Scan the entries and tally the lines that include the string "document". Reply with the figure alone.

[A run of records]
..............................
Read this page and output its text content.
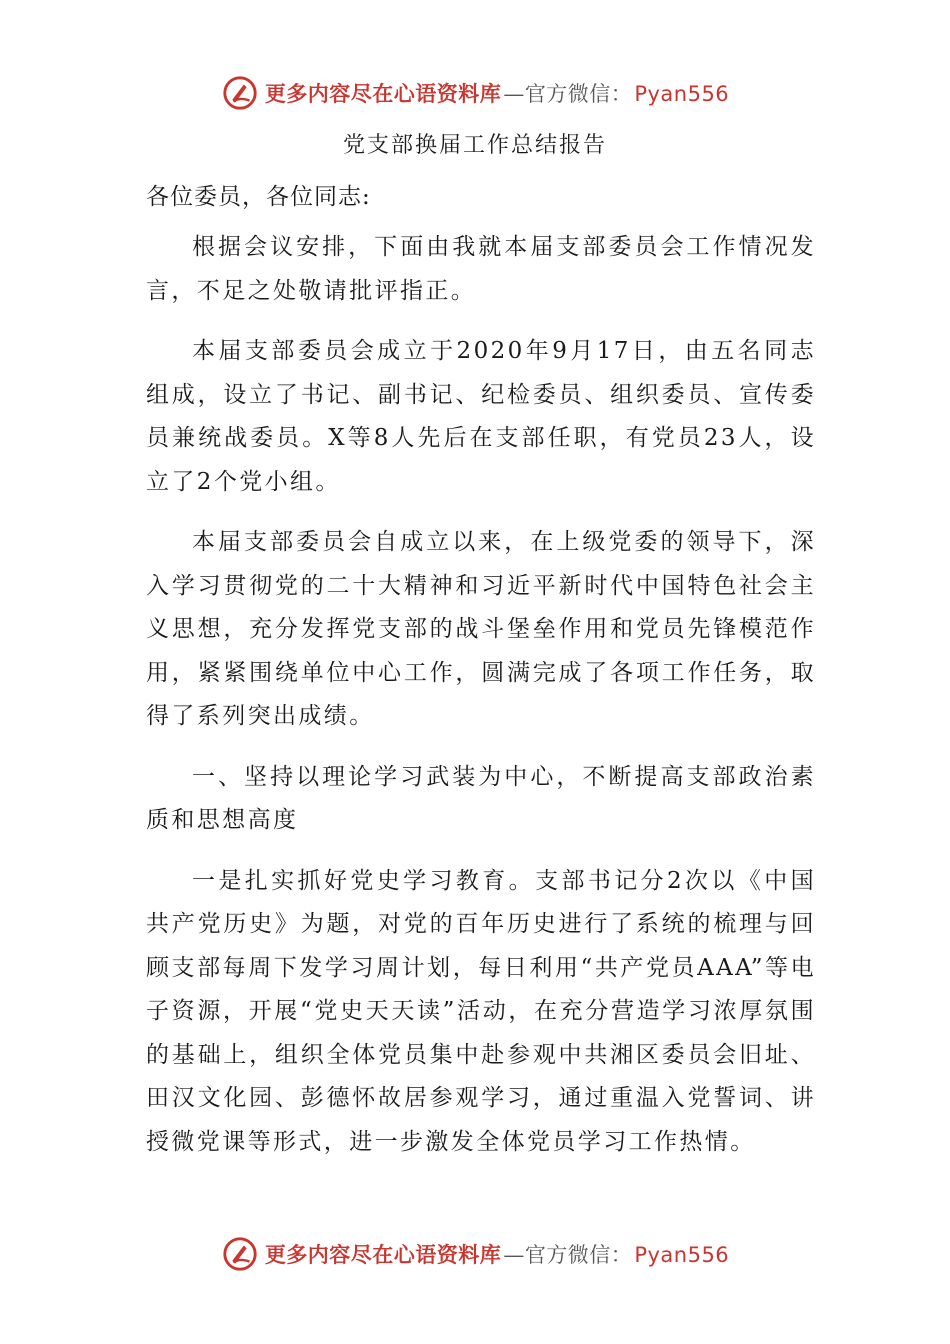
更多内容尽在心语资料库 —官方微信： Pyan556
党支部换届工作总结报告

各位委员，各位同志:

根据会议安排，下面由我就本届支部委员会工作情况发言，不足之处敬请批评指正。

本届支部委员会成立于2020年9月17日，由五名同志组成，设立了书记、副书记、纪检委员、组织委员、宣传委员兼统战委员。X等8人先后在支部任职，有党员23人，设立了2个党小组。

本届支部委员会自成立以来，在上级党委的领导下，深入学习贯彻党的二十大精神和习近平新时代中国特色社会主义思想，充分发挥党支部的战斗堡垒作用和党员先锋模范作用，紧紧围绕单位中心工作，圆满完成了各项工作任务，取得了系列突出成绩。

一、坚持以理论学习武装为中心，不断提高支部政治素质和思想高度

一是扎实抓好党史学习教育。支部书记分2次以《中国共产党历史》为题，对党的百年历史进行了系统的梳理与回顾支部每周下发学习周计划，每日利用“共产党员AAA”等电子资源，开展“党史天天读”活动，在充分营造学习浓厚氛围的基础上，组织全体党员集中赴参观中共湘区委员会旧址、田汉文化园、彭德怀故居参观学习，通过重温入党誓词、讲授微党课等形式，进一步激发全体党员学习工作热情。

更多内容尽在心语资料库 —官方微信： Pyan556
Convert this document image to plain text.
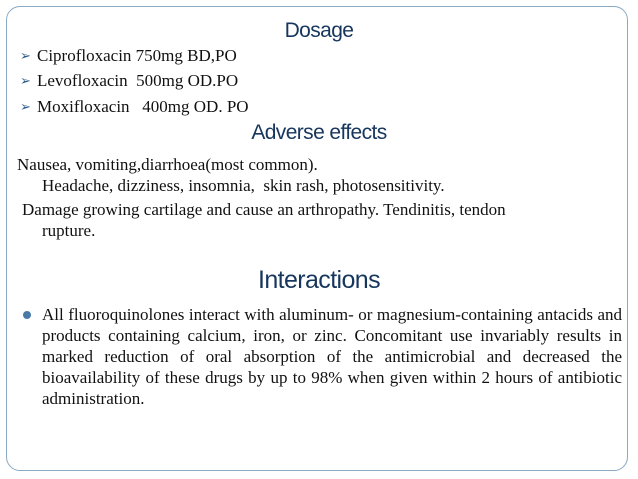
Dosage
➢ Ciprofloxacin 750mg BD,PO
➢ Levofloxacin  500mg OD.PO
➢ Moxifloxacin   400mg OD. PO
Adverse effects
Nausea, vomiting,diarrhoea(most common).
Headache, dizziness, insomnia,  skin rash, photosensitivity.
Damage growing cartilage and cause an arthropathy. Tendinitis, tendon
rupture.
Interactions
All fluoroquinolones interact with aluminum- or magnesium-containing antacids and products containing calcium, iron, or zinc. Concomitant use invariably results in marked reduction of oral absorption of the antimicrobial and decreased the bioavailability of these drugs by up to 98% when given within 2 hours of antibiotic administration.
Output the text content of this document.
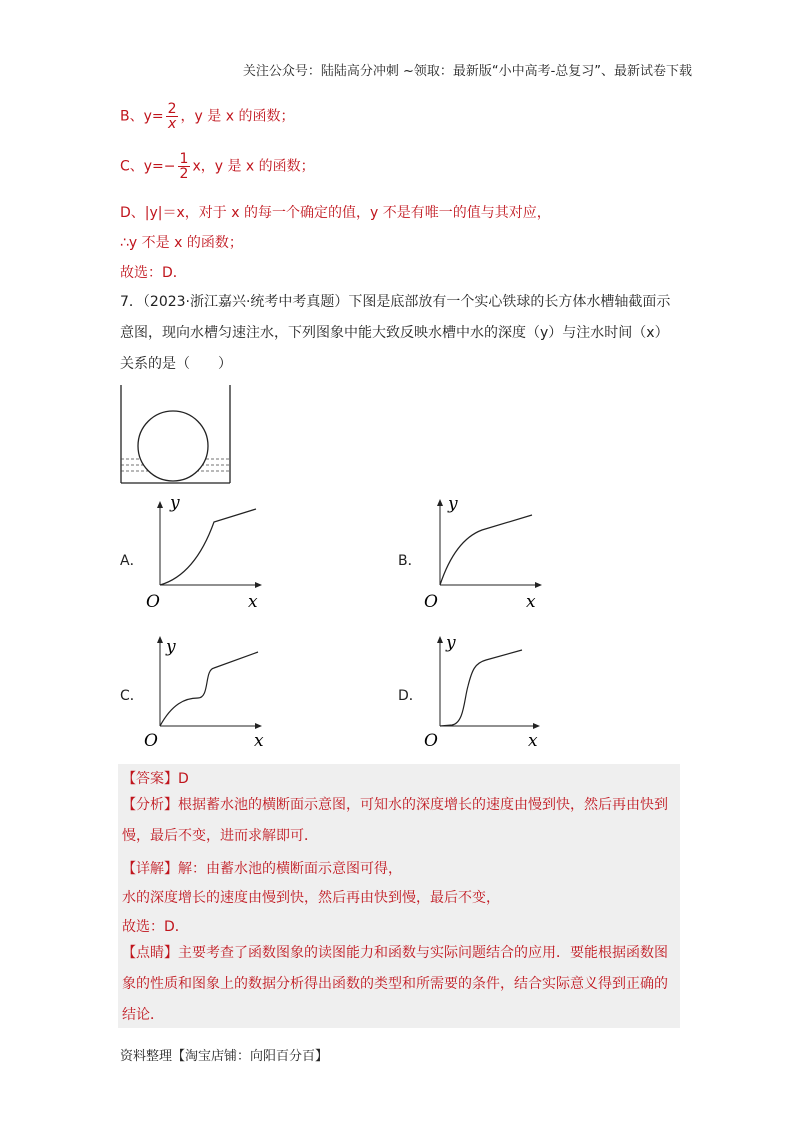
关注公众号：陆陆高分冲刺 ~领取：最新版“小中高考-总复习”、最新试卷下载
B、$y= \frac{2}{x}$ ，y 是 x 的函数；
C、$y=- \frac{1}{2}$ x，y 是 x 的函数；
D、|y|＝x，对于 x 的每一个确定的值，y 不是有唯一的值与其对应，
∴y 不是 x 的函数；
故选：D．
7．（2023·浙江嘉兴·统考中考真题）下图是底部放有一个实心铁球的长方体水槽轴截面示意图，现向水槽匀速注水，下列图象中能大致反映水槽中水的深度（y）与注水时间（x）关系的是（　　）
A．
y
x
O
B．
y
x
O
C．
y
x
O
D．
y
x
O
【答案】D
【分析】根据蓄水池的横断面示意图，可知水的深度增长的速度由慢到快，然后再由快到慢，最后不变，进而求解即可．
【详解】解：由蓄水池的横断面示意图可得，
水的深度增长的速度由慢到快，然后再由快到慢，最后不变，
故选：D．
【点睛】主要考查了函数图象的读图能力和函数与实际问题结合的应用．要能根据函数图象的性质和图象上的数据分析得出函数的类型和所需要的条件，结合实际意义得到正确的结论．
资料整理【淘宝店铺：向阳百分百】
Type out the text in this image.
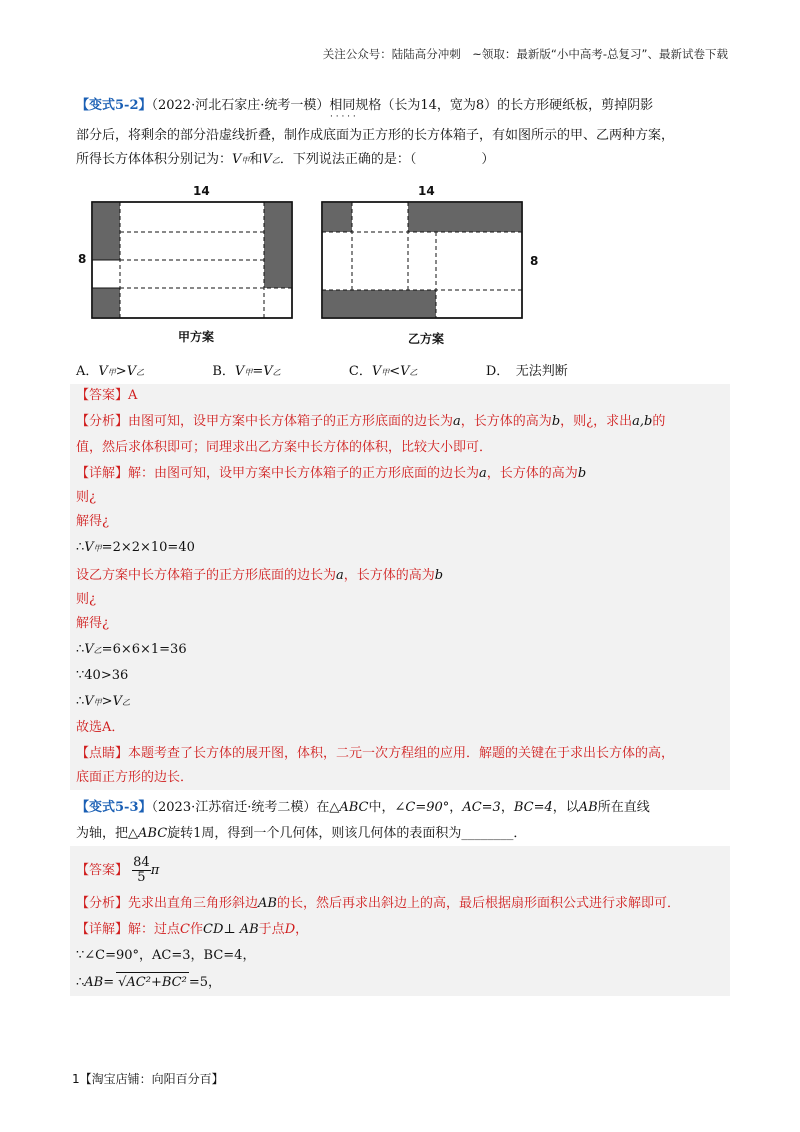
关注公众号：陆陆高分冲刺　~领取：最新版“小中高考-总复习”、最新试卷下载
【变式5-2】（2022·河北石家庄·统考一模）相同规格（长为14，宽为8）的长方形硬纸板，剪掉阴影
· · · · ·
部分后，将剩余的部分沿虚线折叠，制作成底面为正方形的长方体箱子，有如图所示的甲、乙两种方案，
所得长方体体积分别记为：V甲和V乙．下列说法正确的是：（　　　　　）
14
8
甲方案
14
8
乙方案
A．V甲>V乙	B．V甲=V乙	C．V甲<V乙	D．　无法判断
【答案】A
【分析】由图可知，设甲方案中长方体箱子的正方形底面的边长为a，长方体的高为b，则¿，求出a,b的
值，然后求体积即可；同理求出乙方案中长方体的体积，比较大小即可．
【详解】解：由图可知，设甲方案中长方体箱子的正方形底面的边长为a，长方体的高为b
则¿
解得¿
∴V甲=2×2×10=40
设乙方案中长方体箱子的正方形底面的边长为a，长方体的高为b
则¿
解得¿
∴V乙=6×6×1=36
∵40>36
∴V甲>V乙
故选A．
【点睛】本题考查了长方体的展开图，体积，二元一次方程组的应用．解题的关键在于求出长方体的高，
底面正方形的边长．
【变式5-3】（2023·江苏宿迁·统考二模）在△ABC中，∠C=90°，AC=3，BC=4，以AB所在直线
为轴，把△ABC旋转1周，得到一个几何体，则该几何体的表面积为________．
【答案】 $\frac{84}{5}$ π
【分析】先求出直角三角形斜边AB的长，然后再求出斜边上的高，最后根据扇形面积公式进行求解即可．
【详解】解：过点C作CD⊥ AB于点D，
∵∠C=90°，AC=3，BC=4，
∴AB= √AC²+BC² =5，
1【淘宝店铺：向阳百分百】
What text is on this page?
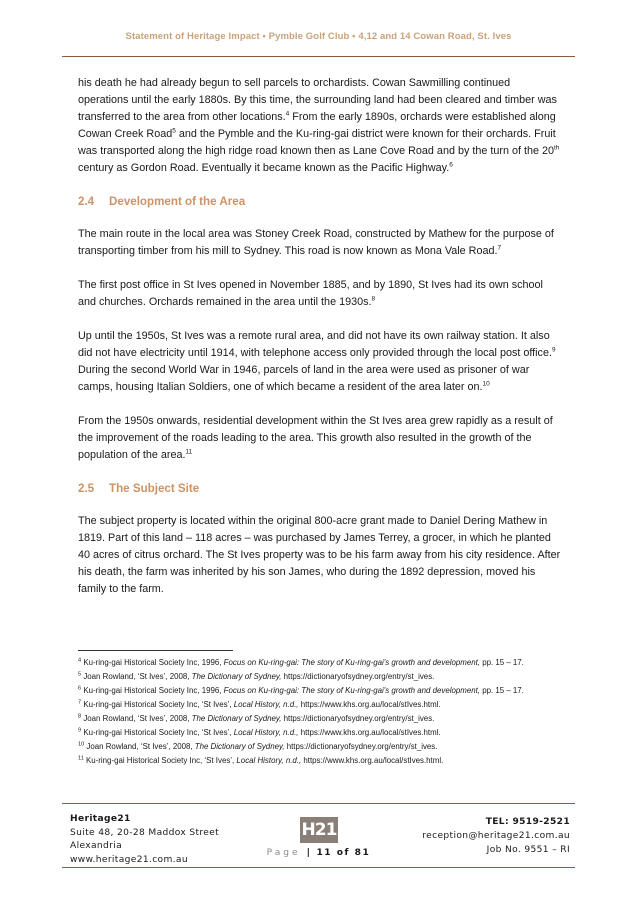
Statement of Heritage Impact • Pymble Golf Club • 4,12 and 14 Cowan Road, St. Ives

his death he had already begun to sell parcels to orchardists. Cowan Sawmilling continued operations until the early 1880s. By this time, the surrounding land had been cleared and timber was transferred to the area from other locations.$^4$ From the early 1890s, orchards were established along Cowan Creek Road$^5$ and the Pymble and the Ku-ring-gai district were known for their orchards. Fruit was transported along the high ridge road known then as Lane Cove Road and by the turn of the 20th century as Gordon Road. Eventually it became known as the Pacific Highway.$^6$

2.4 Development of the Area

The main route in the local area was Stoney Creek Road, constructed by Mathew for the purpose of transporting timber from his mill to Sydney. This road is now known as Mona Vale Road.$^7$

The first post office in St Ives opened in November 1885, and by 1890, St Ives had its own school and churches. Orchards remained in the area until the 1930s.$^8$

Up until the 1950s, St Ives was a remote rural area, and did not have its own railway station. It also did not have electricity until 1914, with telephone access only provided through the local post office.$^9$ During the second World War in 1946, parcels of land in the area were used as prisoner of war camps, housing Italian Soldiers, one of which became a resident of the area later on.$^{10}$

From the 1950s onwards, residential development within the St Ives area grew rapidly as a result of the improvement of the roads leading to the area. This growth also resulted in the growth of the population of the area.$^{11}$

2.5 The Subject Site

The subject property is located within the original 800-acre grant made to Daniel Dering Mathew in 1819. Part of this land – 118 acres – was purchased by James Terrey, a grocer, in which he planted 40 acres of citrus orchard. The St Ives property was to be his farm away from his city residence. After his death, the farm was inherited by his son James, who during the 1892 depression, moved his family to the farm.

$^4$ Ku-ring-gai Historical Society Inc, 1996, Focus on Ku-ring-gai: The story of Ku-ring-gai's growth and development, pp. 15 – 17.
$^5$ Joan Rowland, ‘St Ives’, 2008, The Dictionary of Sydney, https://dictionaryofsydney.org/entry/st_ives.
$^6$ Ku-ring-gai Historical Society Inc, 1996, Focus on Ku-ring-gai: The story of Ku-ring-gai's growth and development, pp. 15 – 17.
$^7$ Ku-ring-gai Historical Society Inc, ‘St Ives’, Local History, n.d., https://www.khs.org.au/local/stIves.html.
$^8$ Joan Rowland, ‘St Ives’, 2008, The Dictionary of Sydney, https://dictionaryofsydney.org/entry/st_ives.
$^9$ Ku-ring-gai Historical Society Inc, ‘St Ives’, Local History, n.d., https://www.khs.org.au/local/stIves.html.
$^{10}$ Joan Rowland, ‘St Ives’, 2008, The Dictionary of Sydney, https://dictionaryofsydney.org/entry/st_ives.
$^{11}$ Ku-ring-gai Historical Society Inc, ‘St Ives’, Local History, n.d., https://www.khs.org.au/local/stIves.html.
Heritage21
Suite 48, 20-28 Maddox Street
Alexandria
www.heritage21.com.au
H21
Page | 11 of 81
TEL: 9519-2521
reception@heritage21.com.au
Job No. 9551 – RI
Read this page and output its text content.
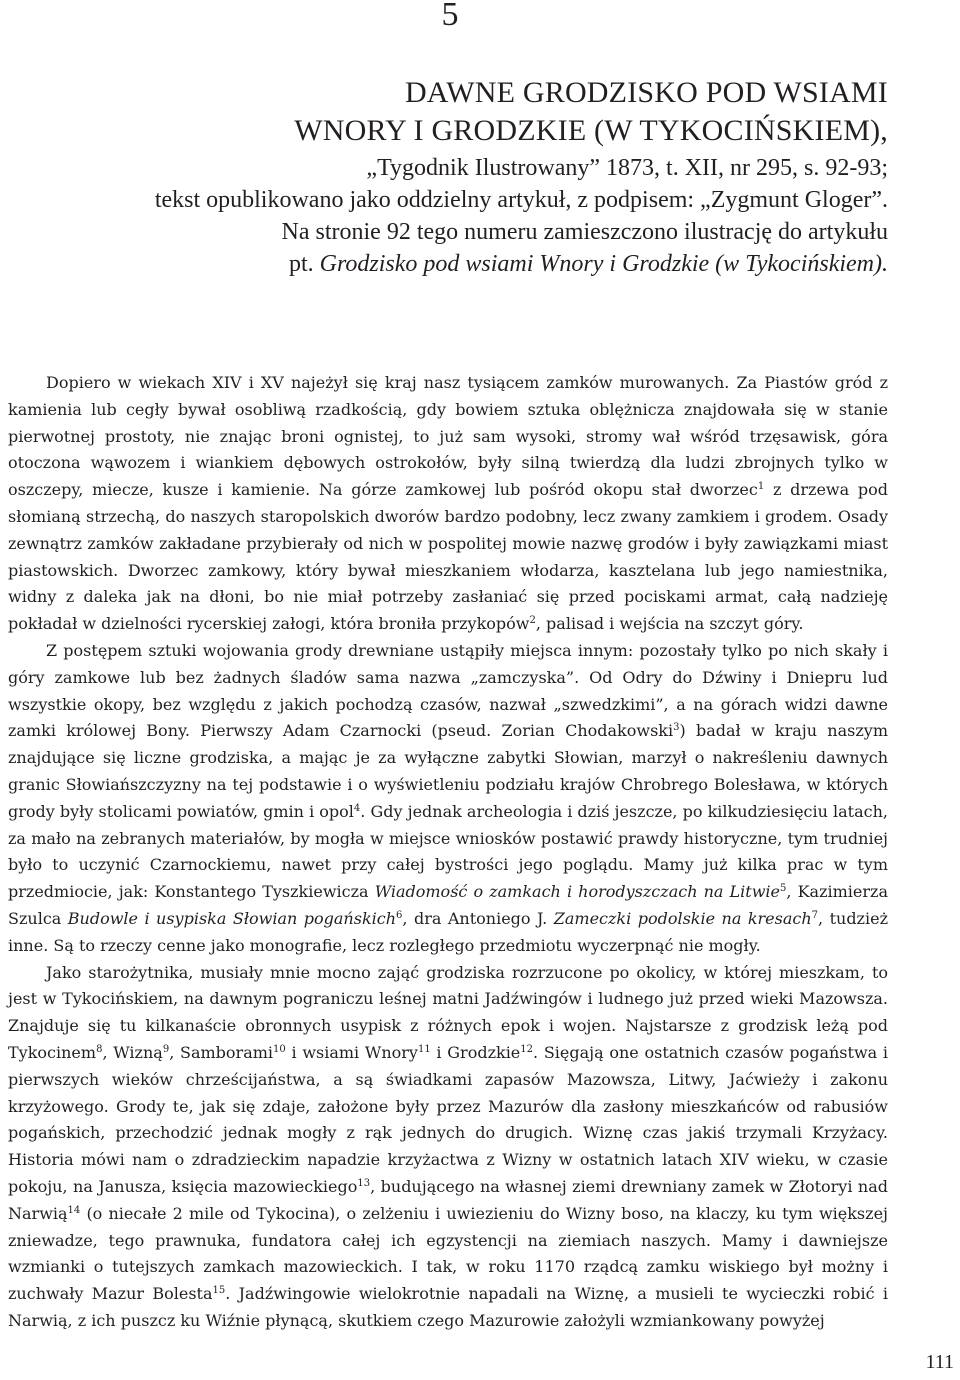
5
DAWNE GRODZISKO POD WSIAMI
WNORY I GRODZKIE (W TYKOCIŃSKIEM),
„Tygodnik Ilustrowany” 1873, t. XII, nr 295, s. 92-93;
tekst opublikowano jako oddzielny artykuł, z podpisem: „Zygmunt Gloger”.
Na stronie 92 tego numeru zamieszczono ilustrację do artykułu
pt. Grodzisko pod wsiami Wnory i Grodzkie (w Tykocińskiem).

Dopiero w wiekach XIV i XV najeżył się kraj nasz tysiącem zamków murowanych. Za Piastów gród z kamienia lub cegły bywał osobliwą rzadkością, gdy bowiem sztuka oblężnicza znajdowała się w stanie pierwotnej prostoty, nie znając broni ognistej, to już sam wysoki, stromy wał wśród trzęsawisk, góra otoczona wąwozem i wiankiem dębowych ostrokołów, były silną twierdzą dla ludzi zbrojnych tylko w oszczepy, miecze, kusze i kamienie. Na górze zamkowej lub pośród okopu stał dworzec$^1$ z drzewa pod słomianą strzechą, do naszych staropolskich dworów bardzo podobny, lecz zwany zamkiem i grodem. Osady zewnątrz zamków zakładane przybierały od nich w pospolitej mowie nazwę grodów i były zawiązkami miast piastowskich. Dworzec zamkowy, który bywał mieszkaniem włodarza, kasztelana lub jego namiestnika, widny z daleka jak na dłoni, bo nie miał potrzeby zasłaniać się przed pociskami armat, całą nadzieję pokładał w dzielności rycerskiej załogi, która broniła przykopów$^2$, palisad i wejścia na szczyt góry.

Z postępem sztuki wojowania grody drewniane ustąpiły miejsca innym: pozostały tylko po nich skały i góry zamkowe lub bez żadnych śladów sama nazwa „zamczyska”. Od Odry do Dźwiny i Dniepru lud wszystkie okopy, bez względu z jakich pochodzą czasów, nazwał „szwedzkimi”, a na górach widzi dawne zamki królowej Bony. Pierwszy Adam Czarnocki (pseud. Zorian Chodakowski$^3$) badał w kraju naszym znajdujące się liczne grodziska, a mając je za wyłączne zabytki Słowian, marzył o nakreśleniu dawnych granic Słowiańszczyzny na tej podstawie i o wyświetleniu podziału krajów Chrobrego Bolesława, w których grody były stolicami powiatów, gmin i opol$^4$. Gdy jednak archeologia i dziś jeszcze, po kilkudziesięciu latach, za mało na zebranych materiałów, by mogła w miejsce wniosków postawić prawdy historyczne, tym trudniej było to uczynić Czarnockiemu, nawet przy całej bystrości jego poglądu. Mamy już kilka prac w tym przedmiocie, jak: Konstantego Tyszkiewicza Wiadomość o zamkach i horodyszczach na Litwie$^5$, Kazimierza Szulca Budowle i usypiska Słowian pogańskich$^6$, dra Antoniego J. Zameczki podolskie na kresach$^7$, tudzież inne. Są to rzeczy cenne jako monografie, lecz rozległego przedmiotu wyczerpnąć nie mogły.

Jako starożytnika, musiały mnie mocno zająć grodziska rozrzucone po okolicy, w której mieszkam, to jest w Tykocińskiem, na dawnym pograniczu leśnej matni Jadźwingów i ludnego już przed wieki Mazowsza. Znajduje się tu kilkanaście obronnych usypisk z różnych epok i wojen. Najstarsze z grodzisk leżą pod Tykocinem$^8$, Wizną$^9$, Samborami$^{10}$ i wsiami Wnory$^{11}$ i Grodzkie$^{12}$. Sięgają one ostatnich czasów pogaństwa i pierwszych wieków chrześcijaństwa, a są świadkami zapasów Mazowsza, Litwy, Jaćwieży i zakonu krzyżowego. Grody te, jak się zdaje, założone były przez Mazurów dla zasłony mieszkańców od rabusiów pogańskich, przechodzić jednak mogły z rąk jednych do drugich. Wiznę czas jakiś trzymali Krzyżacy. Historia mówi nam o zdradzieckim napadzie krzyżactwa z Wizny w ostatnich latach XIV wieku, w czasie pokoju, na Janusza, księcia mazowieckiego$^{13}$, budującego na własnej ziemi drewniany zamek w Złotoryi nad Narwią$^{14}$ (o niecałe 2 mile od Tykocina), o zelżeniu i uwiezieniu do Wizny boso, na klaczy, ku tym większej zniewadze, tego prawnuka, fundatora całej ich egzystencji na ziemiach naszych. Mamy i dawniejsze wzmianki o tutejszych zamkach mazowieckich. I tak, w roku 1170 rządcą zamku wiskiego był możny i zuchwały Mazur Bolesta$^{15}$. Jadźwingowie wielokrotnie napadali na Wiznę, a musieli te wycieczki robić i Narwią, z ich puszcz ku Wiźnie płynącą, skutkiem czego Mazurowie założyli wzmiankowany powyżej

111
..............................
§ **Finished exercise**: 2